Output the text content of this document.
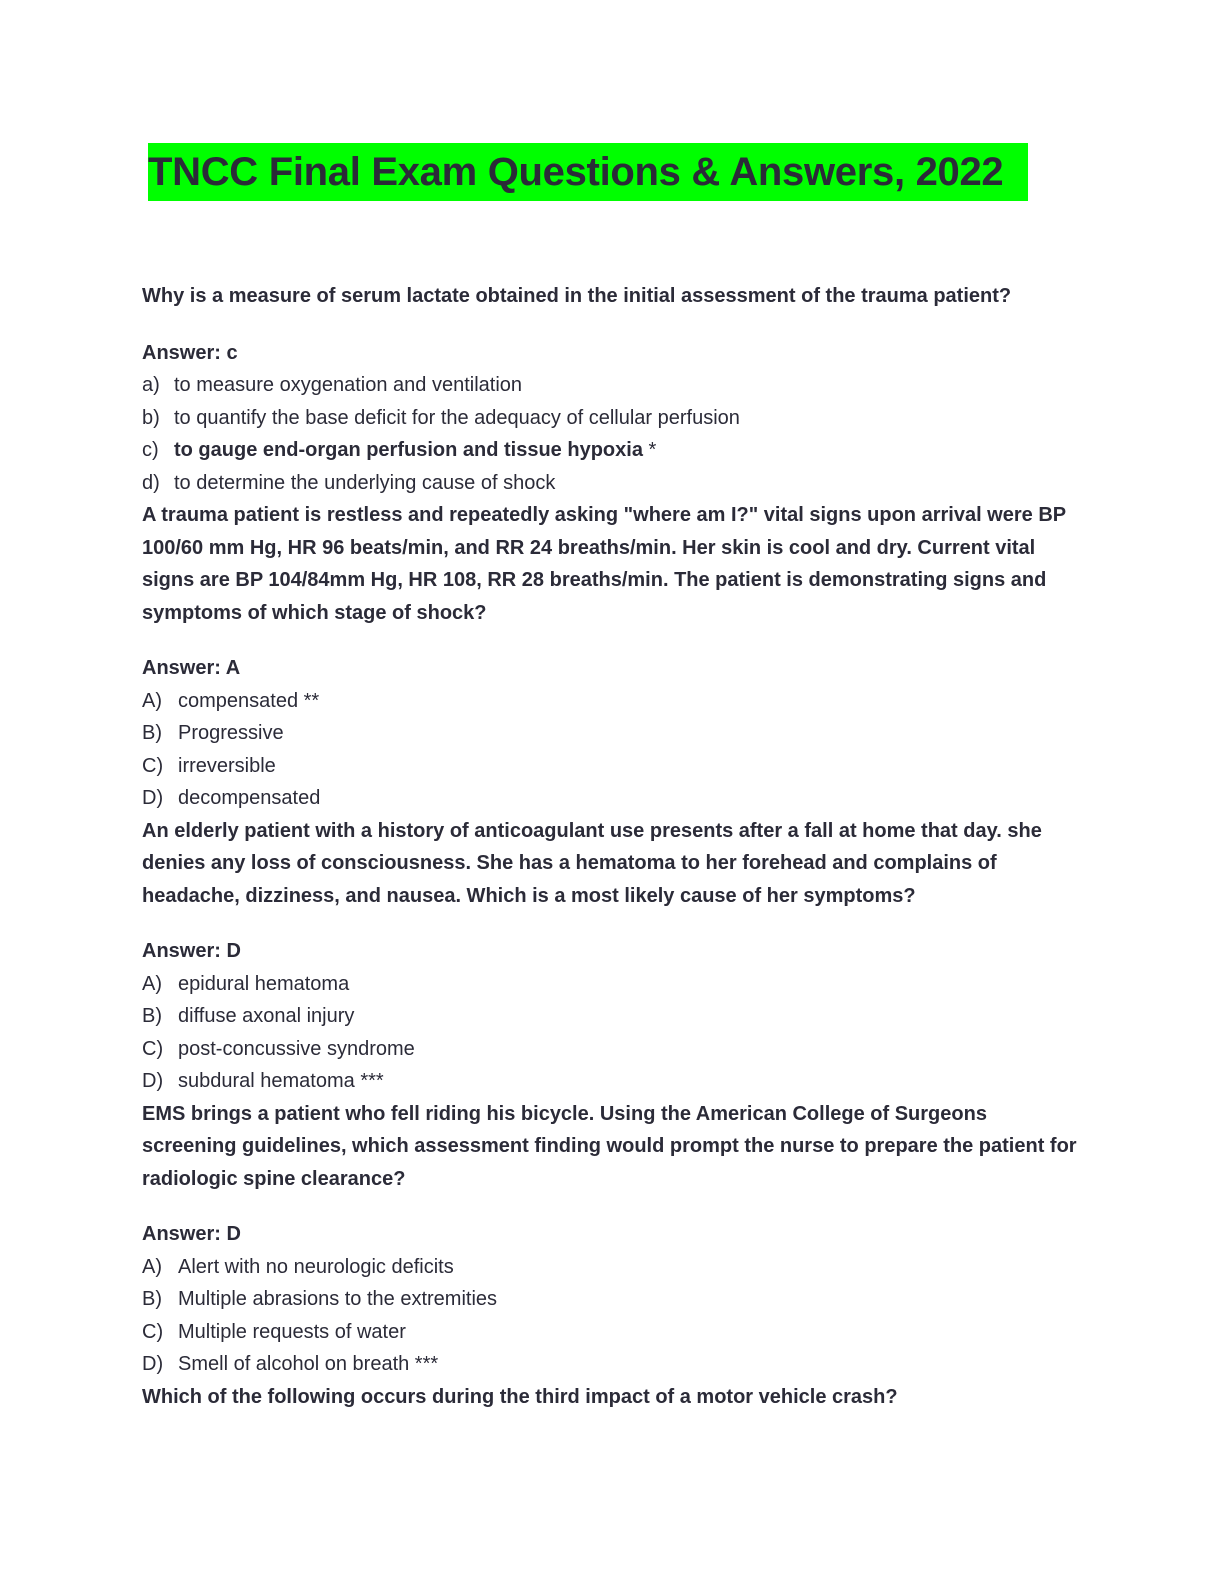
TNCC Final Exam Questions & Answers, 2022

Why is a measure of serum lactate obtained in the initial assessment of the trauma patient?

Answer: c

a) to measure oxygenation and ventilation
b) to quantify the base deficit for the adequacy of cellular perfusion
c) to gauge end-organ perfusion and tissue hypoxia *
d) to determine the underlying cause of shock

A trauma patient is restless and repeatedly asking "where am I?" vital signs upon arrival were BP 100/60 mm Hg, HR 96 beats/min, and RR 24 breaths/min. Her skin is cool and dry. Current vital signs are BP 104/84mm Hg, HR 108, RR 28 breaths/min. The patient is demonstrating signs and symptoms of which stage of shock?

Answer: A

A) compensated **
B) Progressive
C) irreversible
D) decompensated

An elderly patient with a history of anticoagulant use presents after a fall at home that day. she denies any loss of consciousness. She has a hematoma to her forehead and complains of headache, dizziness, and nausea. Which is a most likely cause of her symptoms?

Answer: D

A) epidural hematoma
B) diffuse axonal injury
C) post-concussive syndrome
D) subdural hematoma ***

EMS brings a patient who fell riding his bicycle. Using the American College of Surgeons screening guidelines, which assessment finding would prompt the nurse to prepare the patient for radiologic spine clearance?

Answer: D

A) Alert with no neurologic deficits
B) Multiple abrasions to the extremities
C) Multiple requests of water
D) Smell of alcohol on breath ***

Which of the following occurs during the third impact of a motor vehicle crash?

==

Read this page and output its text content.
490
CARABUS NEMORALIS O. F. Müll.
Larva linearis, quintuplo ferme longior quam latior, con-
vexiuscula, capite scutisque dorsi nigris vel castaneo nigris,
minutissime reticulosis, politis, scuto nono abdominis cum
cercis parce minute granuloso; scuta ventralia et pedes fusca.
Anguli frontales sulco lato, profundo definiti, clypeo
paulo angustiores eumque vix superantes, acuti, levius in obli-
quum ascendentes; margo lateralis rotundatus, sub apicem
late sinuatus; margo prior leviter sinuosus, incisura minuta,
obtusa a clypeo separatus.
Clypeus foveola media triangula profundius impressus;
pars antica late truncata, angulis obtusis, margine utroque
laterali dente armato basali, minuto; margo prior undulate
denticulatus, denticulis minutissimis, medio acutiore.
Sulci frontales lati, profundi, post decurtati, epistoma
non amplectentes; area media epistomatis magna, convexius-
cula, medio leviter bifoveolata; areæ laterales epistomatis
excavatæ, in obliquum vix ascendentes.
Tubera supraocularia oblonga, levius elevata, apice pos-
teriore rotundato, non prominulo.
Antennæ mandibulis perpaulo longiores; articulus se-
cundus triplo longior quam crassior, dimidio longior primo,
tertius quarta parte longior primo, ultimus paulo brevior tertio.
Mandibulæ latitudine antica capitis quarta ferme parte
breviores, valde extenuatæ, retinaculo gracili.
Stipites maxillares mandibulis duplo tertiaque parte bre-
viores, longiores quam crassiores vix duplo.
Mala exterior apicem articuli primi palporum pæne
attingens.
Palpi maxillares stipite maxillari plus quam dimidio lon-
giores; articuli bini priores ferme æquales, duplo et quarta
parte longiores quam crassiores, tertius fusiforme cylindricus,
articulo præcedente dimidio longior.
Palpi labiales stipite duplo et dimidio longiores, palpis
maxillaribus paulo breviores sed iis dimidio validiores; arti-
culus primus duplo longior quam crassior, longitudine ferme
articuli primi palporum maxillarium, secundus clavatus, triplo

---

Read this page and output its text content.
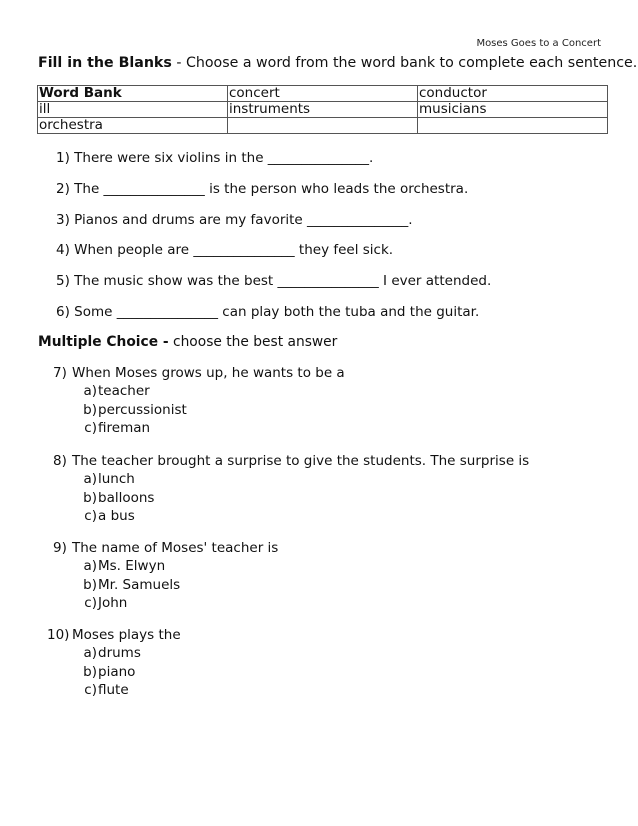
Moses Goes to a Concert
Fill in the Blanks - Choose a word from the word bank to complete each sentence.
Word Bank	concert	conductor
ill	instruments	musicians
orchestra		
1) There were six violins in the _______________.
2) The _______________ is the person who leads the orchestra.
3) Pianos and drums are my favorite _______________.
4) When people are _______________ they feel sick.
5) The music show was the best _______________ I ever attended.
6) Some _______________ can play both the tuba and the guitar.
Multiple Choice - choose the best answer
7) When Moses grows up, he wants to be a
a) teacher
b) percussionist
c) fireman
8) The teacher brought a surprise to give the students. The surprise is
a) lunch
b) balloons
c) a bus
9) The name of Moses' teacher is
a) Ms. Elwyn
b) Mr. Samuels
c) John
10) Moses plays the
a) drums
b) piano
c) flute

SHORT TASK.
Show, from the material above, each line that includes the string "with".

WRITTEN SOLUTION.
An elderly patient with a history of anticoagulant use presents after a fall at home that day. she denies any loss of consciousness. She has a hematoma to her forehead and complains of headache, dizziness, and nausea. Which is a most likely cause of her symptoms?
A) Alert with no neurologic deficits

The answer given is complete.